**TASK DIRECTIONS**
Repeat each entry word for word. Leave any images out of the copy.

<<<<

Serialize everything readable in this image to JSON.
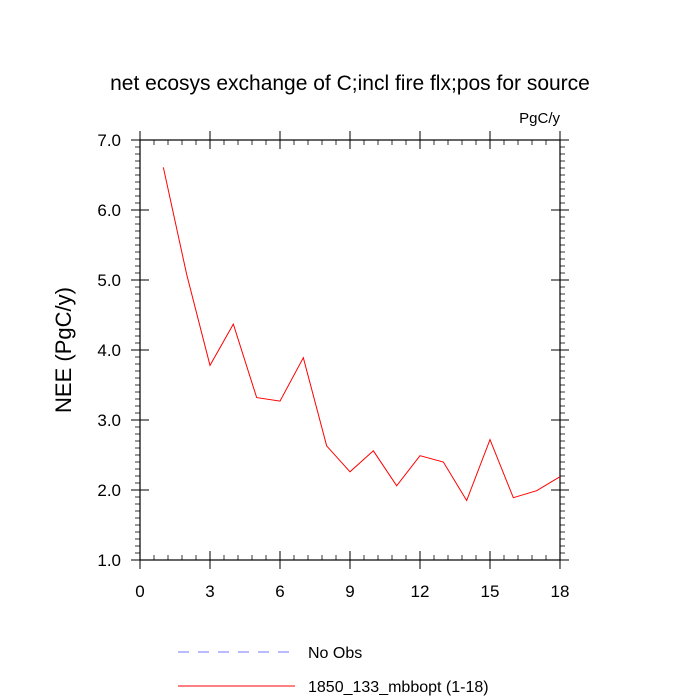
{
  "chart_data": {
    "type": "line",
    "title": "net ecosys exchange of C;incl fire flx;pos for source",
    "units_label": "PgC/y",
    "xlabel": "",
    "ylabel": "NEE  (PgC/y)",
    "xlim": [
      0,
      18
    ],
    "ylim": [
      1.0,
      7.0
    ],
    "x_ticks": [
      0,
      3,
      6,
      9,
      12,
      15,
      18
    ],
    "x_tick_labels": [
      "0",
      "3",
      "6",
      "9",
      "12",
      "15",
      "18"
    ],
    "y_ticks": [
      1.0,
      2.0,
      3.0,
      4.0,
      5.0,
      6.0,
      7.0
    ],
    "y_tick_labels": [
      "1.0",
      "2.0",
      "3.0",
      "4.0",
      "5.0",
      "6.0",
      "7.0"
    ],
    "grid": false,
    "legend_position": "bottom",
    "series": [
      {
        "name": "1850_133_mbbopt (1-18)",
        "color": "#ff0000",
        "style": "solid",
        "x": [
          1,
          2,
          3,
          4,
          5,
          6,
          7,
          8,
          9,
          10,
          11,
          12,
          13,
          14,
          15,
          16,
          17,
          18
        ],
        "y": [
          6.61,
          5.08,
          3.78,
          4.37,
          3.32,
          3.27,
          3.89,
          2.63,
          2.26,
          2.56,
          2.06,
          2.49,
          2.4,
          1.85,
          2.72,
          1.89,
          1.99,
          2.19
        ]
      }
    ],
    "legend": [
      {
        "label": "No Obs",
        "color": "#7777ff",
        "style": "dashed"
      },
      {
        "label": "1850_133_mbbopt (1-18)",
        "color": "#ff0000",
        "style": "solid"
      }
    ]
  }
}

>>>>

**RESPONSE**
Serialize everything readable in this image to JSON.
{
  "chart_data": {
    "type": "line",
    "title": "net ecosys exchange of C;incl fire flx;pos for source",
    "units_label": "PgC/y",
    "xlabel": "",
    "ylabel": "NEE  (PgC/y)",
    "xlim": [
      0,
      18
    ],
    "ylim": [
      1.0,
      7.0
    ],
    "x_ticks": [
      0,
      3,
      6,
      9,
      12,
      15,
      18
    ],
    "x_tick_labels": [
      "0",
      "3",
      "6",
      "9",
      "12",
      "15",
      "18"
    ],
    "y_ticks": [
      1.0,
      2.0,
      3.0,
      4.0,
      5.0,
      6.0,
      7.0
    ],
    "y_tick_labels": [
      "1.0",
      "2.0",
      "3.0",
      "4.0",
      "5.0",
      "6.0",
      "7.0"
    ],
    "grid": false,
    "legend_position": "bottom",
    "series": [
      {
        "name": "1850_133_mbbopt (1-18)",
        "color": "#ff0000",
        "style": "solid",
        "x": [
          1,
          2,
          3,
          4,
          5,
          6,
          7,
          8,
          9,
          10,
          11,
          12,
          13,
          14,
          15,
          16,
          17,
          18
        ],
        "y": [
          6.61,
          5.08,
          3.78,
          4.37,
          3.32,
          3.27,
          3.89,
          2.63,
          2.26,
          2.56,
          2.06,
          2.49,
          2.4,
          1.85,
          2.72,
          1.89,
          1.99,
          2.19
        ]
      }
    ],
    "legend": [
      {
        "label": "No Obs",
        "color": "#7777ff",
        "style": "dashed"
      },
      {
        "label": "1850_133_mbbopt (1-18)",
        "color": "#ff0000",
        "style": "solid"
      }
    ]
  }
}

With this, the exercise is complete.